* start Material supplied *

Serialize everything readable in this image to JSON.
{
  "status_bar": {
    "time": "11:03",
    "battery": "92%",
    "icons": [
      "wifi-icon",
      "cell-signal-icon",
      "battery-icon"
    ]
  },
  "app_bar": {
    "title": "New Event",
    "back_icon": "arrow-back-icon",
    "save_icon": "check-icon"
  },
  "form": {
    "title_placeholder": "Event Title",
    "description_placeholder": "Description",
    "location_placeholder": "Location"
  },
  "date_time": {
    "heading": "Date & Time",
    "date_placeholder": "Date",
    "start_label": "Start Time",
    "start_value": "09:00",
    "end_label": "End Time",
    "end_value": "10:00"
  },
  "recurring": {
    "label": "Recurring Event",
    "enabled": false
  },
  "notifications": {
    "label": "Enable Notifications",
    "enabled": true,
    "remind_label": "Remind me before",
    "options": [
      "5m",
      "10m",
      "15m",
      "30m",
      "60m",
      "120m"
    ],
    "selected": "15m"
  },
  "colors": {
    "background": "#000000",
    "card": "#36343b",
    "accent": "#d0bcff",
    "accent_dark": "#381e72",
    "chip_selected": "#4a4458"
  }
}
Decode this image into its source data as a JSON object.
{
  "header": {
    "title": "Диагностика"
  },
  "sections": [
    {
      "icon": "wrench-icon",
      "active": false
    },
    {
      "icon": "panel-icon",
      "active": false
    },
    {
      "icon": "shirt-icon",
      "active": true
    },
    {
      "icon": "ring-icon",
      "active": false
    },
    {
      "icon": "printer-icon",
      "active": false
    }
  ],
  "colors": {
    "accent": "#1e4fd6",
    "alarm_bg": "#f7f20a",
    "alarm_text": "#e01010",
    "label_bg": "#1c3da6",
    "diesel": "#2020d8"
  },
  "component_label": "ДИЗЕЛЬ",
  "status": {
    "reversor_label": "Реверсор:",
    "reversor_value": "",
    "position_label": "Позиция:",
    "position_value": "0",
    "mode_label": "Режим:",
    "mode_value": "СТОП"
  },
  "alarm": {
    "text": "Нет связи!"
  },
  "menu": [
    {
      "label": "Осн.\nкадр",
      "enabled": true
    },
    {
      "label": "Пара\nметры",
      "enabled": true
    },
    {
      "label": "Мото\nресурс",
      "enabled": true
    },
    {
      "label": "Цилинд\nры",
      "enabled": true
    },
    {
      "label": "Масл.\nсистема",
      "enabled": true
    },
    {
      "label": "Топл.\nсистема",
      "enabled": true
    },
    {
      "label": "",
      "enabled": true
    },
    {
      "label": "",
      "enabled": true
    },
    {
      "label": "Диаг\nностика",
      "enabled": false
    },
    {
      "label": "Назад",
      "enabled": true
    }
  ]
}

* end Material supplied *

• Instruction: Above are the records; copy every line in them that holds the word "this".

• Correct result:
Serialize everything readable in this image to JSON.
Decode this image into its source data as a JSON object.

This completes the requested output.